Objective:
Extract all of the data and reproduce it precisely.

[Dataset rows about figures]
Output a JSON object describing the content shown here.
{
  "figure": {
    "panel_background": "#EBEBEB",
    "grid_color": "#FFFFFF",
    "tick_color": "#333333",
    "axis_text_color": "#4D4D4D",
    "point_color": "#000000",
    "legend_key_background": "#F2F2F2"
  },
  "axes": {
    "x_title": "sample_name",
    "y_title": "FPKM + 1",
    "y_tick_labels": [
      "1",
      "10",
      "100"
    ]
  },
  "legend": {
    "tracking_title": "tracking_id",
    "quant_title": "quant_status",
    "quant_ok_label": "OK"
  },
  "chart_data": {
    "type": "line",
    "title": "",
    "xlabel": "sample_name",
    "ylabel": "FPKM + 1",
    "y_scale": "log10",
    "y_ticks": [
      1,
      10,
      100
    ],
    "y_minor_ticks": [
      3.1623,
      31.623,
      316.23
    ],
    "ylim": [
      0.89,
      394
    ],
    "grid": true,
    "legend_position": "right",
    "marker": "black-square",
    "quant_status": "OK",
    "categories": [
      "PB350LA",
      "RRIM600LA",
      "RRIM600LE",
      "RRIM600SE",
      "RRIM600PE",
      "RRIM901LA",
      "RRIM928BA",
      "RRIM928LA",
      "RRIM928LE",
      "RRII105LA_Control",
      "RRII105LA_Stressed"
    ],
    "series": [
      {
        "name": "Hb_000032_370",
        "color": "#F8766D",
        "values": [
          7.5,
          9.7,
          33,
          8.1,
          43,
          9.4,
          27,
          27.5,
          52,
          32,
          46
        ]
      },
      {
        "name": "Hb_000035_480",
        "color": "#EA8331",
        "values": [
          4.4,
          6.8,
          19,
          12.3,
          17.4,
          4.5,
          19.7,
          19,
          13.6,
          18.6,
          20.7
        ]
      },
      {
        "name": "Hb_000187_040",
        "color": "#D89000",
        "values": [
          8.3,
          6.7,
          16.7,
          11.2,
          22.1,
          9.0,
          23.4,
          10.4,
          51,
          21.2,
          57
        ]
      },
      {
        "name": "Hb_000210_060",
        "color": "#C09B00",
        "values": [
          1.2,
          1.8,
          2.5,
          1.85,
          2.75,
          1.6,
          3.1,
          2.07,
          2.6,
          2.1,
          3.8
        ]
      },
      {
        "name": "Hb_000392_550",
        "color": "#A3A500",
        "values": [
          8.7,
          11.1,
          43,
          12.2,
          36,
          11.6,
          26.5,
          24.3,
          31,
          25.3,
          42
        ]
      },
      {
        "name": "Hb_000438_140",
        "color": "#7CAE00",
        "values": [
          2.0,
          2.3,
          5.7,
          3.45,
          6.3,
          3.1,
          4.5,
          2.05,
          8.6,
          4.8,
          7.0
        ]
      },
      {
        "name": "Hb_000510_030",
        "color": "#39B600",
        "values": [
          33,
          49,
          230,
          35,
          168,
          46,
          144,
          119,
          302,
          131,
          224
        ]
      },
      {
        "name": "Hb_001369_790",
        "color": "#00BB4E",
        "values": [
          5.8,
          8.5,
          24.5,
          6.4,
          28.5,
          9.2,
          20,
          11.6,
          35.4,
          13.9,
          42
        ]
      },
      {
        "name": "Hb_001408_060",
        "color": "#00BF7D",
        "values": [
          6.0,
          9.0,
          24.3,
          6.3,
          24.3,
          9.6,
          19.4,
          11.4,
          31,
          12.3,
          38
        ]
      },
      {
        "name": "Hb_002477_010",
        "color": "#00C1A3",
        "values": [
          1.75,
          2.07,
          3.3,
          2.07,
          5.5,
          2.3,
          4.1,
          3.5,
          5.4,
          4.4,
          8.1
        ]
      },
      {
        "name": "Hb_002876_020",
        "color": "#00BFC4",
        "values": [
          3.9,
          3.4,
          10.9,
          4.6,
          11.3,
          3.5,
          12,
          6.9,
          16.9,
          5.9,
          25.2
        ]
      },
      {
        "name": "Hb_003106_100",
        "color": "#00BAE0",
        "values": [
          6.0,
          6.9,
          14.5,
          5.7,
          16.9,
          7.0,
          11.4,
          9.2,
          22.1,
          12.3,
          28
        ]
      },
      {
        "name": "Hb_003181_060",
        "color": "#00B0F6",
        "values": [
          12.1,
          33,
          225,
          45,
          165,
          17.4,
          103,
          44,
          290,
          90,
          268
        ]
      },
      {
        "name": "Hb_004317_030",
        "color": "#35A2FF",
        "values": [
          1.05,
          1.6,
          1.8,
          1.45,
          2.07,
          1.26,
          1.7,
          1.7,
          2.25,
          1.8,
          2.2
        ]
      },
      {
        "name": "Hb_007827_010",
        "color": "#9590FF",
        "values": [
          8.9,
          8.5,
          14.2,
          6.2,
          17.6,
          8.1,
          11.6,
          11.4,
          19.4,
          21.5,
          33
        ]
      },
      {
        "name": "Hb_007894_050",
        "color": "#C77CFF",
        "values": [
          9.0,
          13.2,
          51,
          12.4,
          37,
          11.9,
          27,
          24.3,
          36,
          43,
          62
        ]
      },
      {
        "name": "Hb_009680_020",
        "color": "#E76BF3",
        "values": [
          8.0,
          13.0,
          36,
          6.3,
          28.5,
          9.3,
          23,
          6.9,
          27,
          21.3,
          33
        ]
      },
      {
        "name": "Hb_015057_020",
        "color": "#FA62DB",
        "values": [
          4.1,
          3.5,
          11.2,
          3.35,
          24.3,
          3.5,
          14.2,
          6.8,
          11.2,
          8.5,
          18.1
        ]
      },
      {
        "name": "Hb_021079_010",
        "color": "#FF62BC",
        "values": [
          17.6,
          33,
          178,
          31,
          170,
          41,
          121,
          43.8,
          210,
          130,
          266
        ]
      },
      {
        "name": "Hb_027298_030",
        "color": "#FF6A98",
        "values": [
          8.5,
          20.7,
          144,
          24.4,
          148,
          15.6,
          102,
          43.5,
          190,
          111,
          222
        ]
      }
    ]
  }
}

Result of this exercise:
Output a JSON object describing the content shown here.
{
  "figure": {
    "panel_background": "#EBEBEB",
    "grid_color": "#FFFFFF",
    "tick_color": "#333333",
    "axis_text_color": "#4D4D4D",
    "point_color": "#000000",
    "legend_key_background": "#F2F2F2"
  },
  "axes": {
    "x_title": "sample_name",
    "y_title": "FPKM + 1",
    "y_tick_labels": [
      "1",
      "10",
      "100"
    ]
  },
  "legend": {
    "tracking_title": "tracking_id",
    "quant_title": "quant_status",
    "quant_ok_label": "OK"
  },
  "chart_data": {
    "type": "line",
    "title": "",
    "xlabel": "sample_name",
    "ylabel": "FPKM + 1",
    "y_scale": "log10",
    "y_ticks": [
      1,
      10,
      100
    ],
    "y_minor_ticks": [
      3.1623,
      31.623,
      316.23
    ],
    "ylim": [
      0.89,
      394
    ],
    "grid": true,
    "legend_position": "right",
    "marker": "black-square",
    "quant_status": "OK",
    "categories": [
      "PB350LA",
      "RRIM600LA",
      "RRIM600LE",
      "RRIM600SE",
      "RRIM600PE",
      "RRIM901LA",
      "RRIM928BA",
      "RRIM928LA",
      "RRIM928LE",
      "RRII105LA_Control",
      "RRII105LA_Stressed"
    ],
    "series": [
      {
        "name": "Hb_000032_370",
        "color": "#F8766D",
        "values": [
          7.5,
          9.7,
          33,
          8.1,
          43,
          9.4,
          27,
          27.5,
          52,
          32,
          46
        ]
      },
      {
        "name": "Hb_000035_480",
        "color": "#EA8331",
        "values": [
          4.4,
          6.8,
          19,
          12.3,
          17.4,
          4.5,
          19.7,
          19,
          13.6,
          18.6,
          20.7
        ]
      },
      {
        "name": "Hb_000187_040",
        "color": "#D89000",
        "values": [
          8.3,
          6.7,
          16.7,
          11.2,
          22.1,
          9.0,
          23.4,
          10.4,
          51,
          21.2,
          57
        ]
      },
      {
        "name": "Hb_000210_060",
        "color": "#C09B00",
        "values": [
          1.2,
          1.8,
          2.5,
          1.85,
          2.75,
          1.6,
          3.1,
          2.07,
          2.6,
          2.1,
          3.8
        ]
      },
      {
        "name": "Hb_000392_550",
        "color": "#A3A500",
        "values": [
          8.7,
          11.1,
          43,
          12.2,
          36,
          11.6,
          26.5,
          24.3,
          31,
          25.3,
          42
        ]
      },
      {
        "name": "Hb_000438_140",
        "color": "#7CAE00",
        "values": [
          2.0,
          2.3,
          5.7,
          3.45,
          6.3,
          3.1,
          4.5,
          2.05,
          8.6,
          4.8,
          7.0
        ]
      },
      {
        "name": "Hb_000510_030",
        "color": "#39B600",
        "values": [
          33,
          49,
          230,
          35,
          168,
          46,
          144,
          119,
          302,
          131,
          224
        ]
      },
      {
        "name": "Hb_001369_790",
        "color": "#00BB4E",
        "values": [
          5.8,
          8.5,
          24.5,
          6.4,
          28.5,
          9.2,
          20,
          11.6,
          35.4,
          13.9,
          42
        ]
      },
      {
        "name": "Hb_001408_060",
        "color": "#00BF7D",
        "values": [
          6.0,
          9.0,
          24.3,
          6.3,
          24.3,
          9.6,
          19.4,
          11.4,
          31,
          12.3,
          38
        ]
      },
      {
        "name": "Hb_002477_010",
        "color": "#00C1A3",
        "values": [
          1.75,
          2.07,
          3.3,
          2.07,
          5.5,
          2.3,
          4.1,
          3.5,
          5.4,
          4.4,
          8.1
        ]
      },
      {
        "name": "Hb_002876_020",
        "color": "#00BFC4",
        "values": [
          3.9,
          3.4,
          10.9,
          4.6,
          11.3,
          3.5,
          12,
          6.9,
          16.9,
          5.9,
          25.2
        ]
      },
      {
        "name": "Hb_003106_100",
        "color": "#00BAE0",
        "values": [
          6.0,
          6.9,
          14.5,
          5.7,
          16.9,
          7.0,
          11.4,
          9.2,
          22.1,
          12.3,
          28
        ]
      },
      {
        "name": "Hb_003181_060",
        "color": "#00B0F6",
        "values": [
          12.1,
          33,
          225,
          45,
          165,
          17.4,
          103,
          44,
          290,
          90,
          268
        ]
      },
      {
        "name": "Hb_004317_030",
        "color": "#35A2FF",
        "values": [
          1.05,
          1.6,
          1.8,
          1.45,
          2.07,
          1.26,
          1.7,
          1.7,
          2.25,
          1.8,
          2.2
        ]
      },
      {
        "name": "Hb_007827_010",
        "color": "#9590FF",
        "values": [
          8.9,
          8.5,
          14.2,
          6.2,
          17.6,
          8.1,
          11.6,
          11.4,
          19.4,
          21.5,
          33
        ]
      },
      {
        "name": "Hb_007894_050",
        "color": "#C77CFF",
        "values": [
          9.0,
          13.2,
          51,
          12.4,
          37,
          11.9,
          27,
          24.3,
          36,
          43,
          62
        ]
      },
      {
        "name": "Hb_009680_020",
        "color": "#E76BF3",
        "values": [
          8.0,
          13.0,
          36,
          6.3,
          28.5,
          9.3,
          23,
          6.9,
          27,
          21.3,
          33
        ]
      },
      {
        "name": "Hb_015057_020",
        "color": "#FA62DB",
        "values": [
          4.1,
          3.5,
          11.2,
          3.35,
          24.3,
          3.5,
          14.2,
          6.8,
          11.2,
          8.5,
          18.1
        ]
      },
      {
        "name": "Hb_021079_010",
        "color": "#FF62BC",
        "values": [
          17.6,
          33,
          178,
          31,
          170,
          41,
          121,
          43.8,
          210,
          130,
          266
        ]
      },
      {
        "name": "Hb_027298_030",
        "color": "#FF6A98",
        "values": [
          8.5,
          20.7,
          144,
          24.4,
          148,
          15.6,
          102,
          43.5,
          190,
          111,
          222
        ]
      }
    ]
  }
}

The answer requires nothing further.